>> START Provided material

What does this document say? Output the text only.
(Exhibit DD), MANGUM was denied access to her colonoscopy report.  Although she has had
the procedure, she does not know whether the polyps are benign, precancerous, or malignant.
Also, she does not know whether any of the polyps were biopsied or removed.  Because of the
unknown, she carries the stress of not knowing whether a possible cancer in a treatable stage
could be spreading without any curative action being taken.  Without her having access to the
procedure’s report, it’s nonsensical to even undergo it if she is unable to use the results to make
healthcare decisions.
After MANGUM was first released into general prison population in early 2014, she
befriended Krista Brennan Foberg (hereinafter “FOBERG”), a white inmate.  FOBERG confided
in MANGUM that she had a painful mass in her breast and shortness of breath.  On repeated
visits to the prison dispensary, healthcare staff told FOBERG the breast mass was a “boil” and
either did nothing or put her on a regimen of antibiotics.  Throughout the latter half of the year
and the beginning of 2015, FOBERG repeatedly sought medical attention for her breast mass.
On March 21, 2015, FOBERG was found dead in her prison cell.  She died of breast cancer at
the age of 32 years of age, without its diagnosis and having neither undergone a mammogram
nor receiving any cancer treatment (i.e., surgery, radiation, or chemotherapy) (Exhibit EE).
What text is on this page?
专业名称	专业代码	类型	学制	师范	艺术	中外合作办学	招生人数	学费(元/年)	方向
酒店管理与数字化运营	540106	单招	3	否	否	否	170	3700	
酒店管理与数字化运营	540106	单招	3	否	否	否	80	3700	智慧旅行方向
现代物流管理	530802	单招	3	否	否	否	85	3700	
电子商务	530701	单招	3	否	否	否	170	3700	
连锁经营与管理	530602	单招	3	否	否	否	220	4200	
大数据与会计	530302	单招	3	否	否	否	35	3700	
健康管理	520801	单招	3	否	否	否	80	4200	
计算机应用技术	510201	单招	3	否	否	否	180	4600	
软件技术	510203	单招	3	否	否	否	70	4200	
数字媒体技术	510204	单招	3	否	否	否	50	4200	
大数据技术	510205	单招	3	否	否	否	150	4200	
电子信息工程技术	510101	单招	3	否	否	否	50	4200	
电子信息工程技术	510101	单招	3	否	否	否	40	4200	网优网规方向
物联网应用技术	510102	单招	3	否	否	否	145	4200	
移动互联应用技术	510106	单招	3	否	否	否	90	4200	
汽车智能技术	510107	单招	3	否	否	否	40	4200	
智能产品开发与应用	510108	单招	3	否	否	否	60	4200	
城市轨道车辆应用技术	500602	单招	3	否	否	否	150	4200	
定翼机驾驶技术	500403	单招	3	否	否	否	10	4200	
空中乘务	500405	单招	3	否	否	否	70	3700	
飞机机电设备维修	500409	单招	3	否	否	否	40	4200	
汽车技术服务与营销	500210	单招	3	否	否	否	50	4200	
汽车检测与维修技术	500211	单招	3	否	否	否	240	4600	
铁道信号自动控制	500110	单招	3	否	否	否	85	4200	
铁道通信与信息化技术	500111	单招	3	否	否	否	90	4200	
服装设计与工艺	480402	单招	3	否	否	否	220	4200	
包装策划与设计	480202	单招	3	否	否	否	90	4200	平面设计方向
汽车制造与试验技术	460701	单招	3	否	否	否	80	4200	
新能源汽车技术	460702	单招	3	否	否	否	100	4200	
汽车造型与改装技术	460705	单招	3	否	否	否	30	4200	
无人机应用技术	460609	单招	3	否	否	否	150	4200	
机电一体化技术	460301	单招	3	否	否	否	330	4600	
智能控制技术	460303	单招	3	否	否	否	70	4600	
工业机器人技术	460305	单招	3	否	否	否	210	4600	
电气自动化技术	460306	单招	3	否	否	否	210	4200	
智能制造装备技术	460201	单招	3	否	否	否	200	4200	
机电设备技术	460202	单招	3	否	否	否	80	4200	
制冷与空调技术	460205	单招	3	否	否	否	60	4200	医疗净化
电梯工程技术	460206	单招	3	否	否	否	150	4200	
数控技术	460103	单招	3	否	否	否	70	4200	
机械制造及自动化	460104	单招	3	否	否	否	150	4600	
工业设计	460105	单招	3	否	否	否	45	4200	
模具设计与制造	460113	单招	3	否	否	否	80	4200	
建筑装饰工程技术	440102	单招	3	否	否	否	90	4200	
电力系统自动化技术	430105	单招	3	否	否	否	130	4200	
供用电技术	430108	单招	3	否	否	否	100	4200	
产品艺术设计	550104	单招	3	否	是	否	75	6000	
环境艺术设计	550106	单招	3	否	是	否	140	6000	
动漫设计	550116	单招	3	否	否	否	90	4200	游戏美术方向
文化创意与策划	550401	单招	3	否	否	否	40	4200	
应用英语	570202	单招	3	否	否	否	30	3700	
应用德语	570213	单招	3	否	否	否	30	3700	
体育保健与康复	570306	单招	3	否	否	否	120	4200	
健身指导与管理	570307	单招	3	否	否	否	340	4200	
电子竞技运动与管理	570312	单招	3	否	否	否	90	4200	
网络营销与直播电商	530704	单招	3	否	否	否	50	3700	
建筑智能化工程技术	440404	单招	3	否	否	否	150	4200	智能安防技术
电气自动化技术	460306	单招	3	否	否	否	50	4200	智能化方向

>> END Provided material

All entries shown above should be printed again exactly.

§ Written solution:
What does this document say? Output the text only.
(Exhibit DD), MANGUM was denied access to her colonoscopy report.  Although she has had
the procedure, she does not know whether the polyps are benign, precancerous, or malignant.
Also, she does not know whether any of the polyps were biopsied or removed.  Because of the
unknown, she carries the stress of not knowing whether a possible cancer in a treatable stage
could be spreading without any curative action being taken.  Without her having access to the
procedure’s report, it’s nonsensical to even undergo it if she is unable to use the results to make
healthcare decisions.
After MANGUM was first released into general prison population in early 2014, she
befriended Krista Brennan Foberg (hereinafter “FOBERG”), a white inmate.  FOBERG confided
in MANGUM that she had a painful mass in her breast and shortness of breath.  On repeated
visits to the prison dispensary, healthcare staff told FOBERG the breast mass was a “boil” and
either did nothing or put her on a regimen of antibiotics.  Throughout the latter half of the year
and the beginning of 2015, FOBERG repeatedly sought medical attention for her breast mass.
On March 21, 2015, FOBERG was found dead in her prison cell.  She died of breast cancer at
the age of 32 years of age, without its diagnosis and having neither undergone a mammogram
nor receiving any cancer treatment (i.e., surgery, radiation, or chemotherapy) (Exhibit EE).
What text is on this page?
专业名称	专业代码	类型	学制	师范	艺术	中外合作办学	招生人数	学费(元/年)	方向
酒店管理与数字化运营	540106	单招	3	否	否	否	170	3700	
酒店管理与数字化运营	540106	单招	3	否	否	否	80	3700	智慧旅行方向
现代物流管理	530802	单招	3	否	否	否	85	3700	
电子商务	530701	单招	3	否	否	否	170	3700	
连锁经营与管理	530602	单招	3	否	否	否	220	4200	
大数据与会计	530302	单招	3	否	否	否	35	3700	
健康管理	520801	单招	3	否	否	否	80	4200	
计算机应用技术	510201	单招	3	否	否	否	180	4600	
软件技术	510203	单招	3	否	否	否	70	4200	
数字媒体技术	510204	单招	3	否	否	否	50	4200	
大数据技术	510205	单招	3	否	否	否	150	4200	
电子信息工程技术	510101	单招	3	否	否	否	50	4200	
电子信息工程技术	510101	单招	3	否	否	否	40	4200	网优网规方向
物联网应用技术	510102	单招	3	否	否	否	145	4200	
移动互联应用技术	510106	单招	3	否	否	否	90	4200	
汽车智能技术	510107	单招	3	否	否	否	40	4200	
智能产品开发与应用	510108	单招	3	否	否	否	60	4200	
城市轨道车辆应用技术	500602	单招	3	否	否	否	150	4200	
定翼机驾驶技术	500403	单招	3	否	否	否	10	4200	
空中乘务	500405	单招	3	否	否	否	70	3700	
飞机机电设备维修	500409	单招	3	否	否	否	40	4200	
汽车技术服务与营销	500210	单招	3	否	否	否	50	4200	
汽车检测与维修技术	500211	单招	3	否	否	否	240	4600	
铁道信号自动控制	500110	单招	3	否	否	否	85	4200	
铁道通信与信息化技术	500111	单招	3	否	否	否	90	4200	
服装设计与工艺	480402	单招	3	否	否	否	220	4200	
包装策划与设计	480202	单招	3	否	否	否	90	4200	平面设计方向
汽车制造与试验技术	460701	单招	3	否	否	否	80	4200	
新能源汽车技术	460702	单招	3	否	否	否	100	4200	
汽车造型与改装技术	460705	单招	3	否	否	否	30	4200	
无人机应用技术	460609	单招	3	否	否	否	150	4200	
机电一体化技术	460301	单招	3	否	否	否	330	4600	
智能控制技术	460303	单招	3	否	否	否	70	4600	
工业机器人技术	460305	单招	3	否	否	否	210	4600	
电气自动化技术	460306	单招	3	否	否	否	210	4200	
智能制造装备技术	460201	单招	3	否	否	否	200	4200	
机电设备技术	460202	单招	3	否	否	否	80	4200	
制冷与空调技术	460205	单招	3	否	否	否	60	4200	医疗净化
电梯工程技术	460206	单招	3	否	否	否	150	4200	
数控技术	460103	单招	3	否	否	否	70	4200	
机械制造及自动化	460104	单招	3	否	否	否	150	4600	
工业设计	460105	单招	3	否	否	否	45	4200	
模具设计与制造	460113	单招	3	否	否	否	80	4200	
建筑装饰工程技术	440102	单招	3	否	否	否	90	4200	
电力系统自动化技术	430105	单招	3	否	否	否	130	4200	
供用电技术	430108	单招	3	否	否	否	100	4200	
产品艺术设计	550104	单招	3	否	是	否	75	6000	
环境艺术设计	550106	单招	3	否	是	否	140	6000	
动漫设计	550116	单招	3	否	否	否	90	4200	游戏美术方向
文化创意与策划	550401	单招	3	否	否	否	40	4200	
应用英语	570202	单招	3	否	否	否	30	3700	
应用德语	570213	单招	3	否	否	否	30	3700	
体育保健与康复	570306	单招	3	否	否	否	120	4200	
健身指导与管理	570307	单招	3	否	否	否	340	4200	
电子竞技运动与管理	570312	单招	3	否	否	否	90	4200	
网络营销与直播电商	530704	单招	3	否	否	否	50	3700	
建筑智能化工程技术	440404	单招	3	否	否	否	150	4200	智能安防技术
电气自动化技术	460306	单招	3	否	否	否	50	4200	智能化方向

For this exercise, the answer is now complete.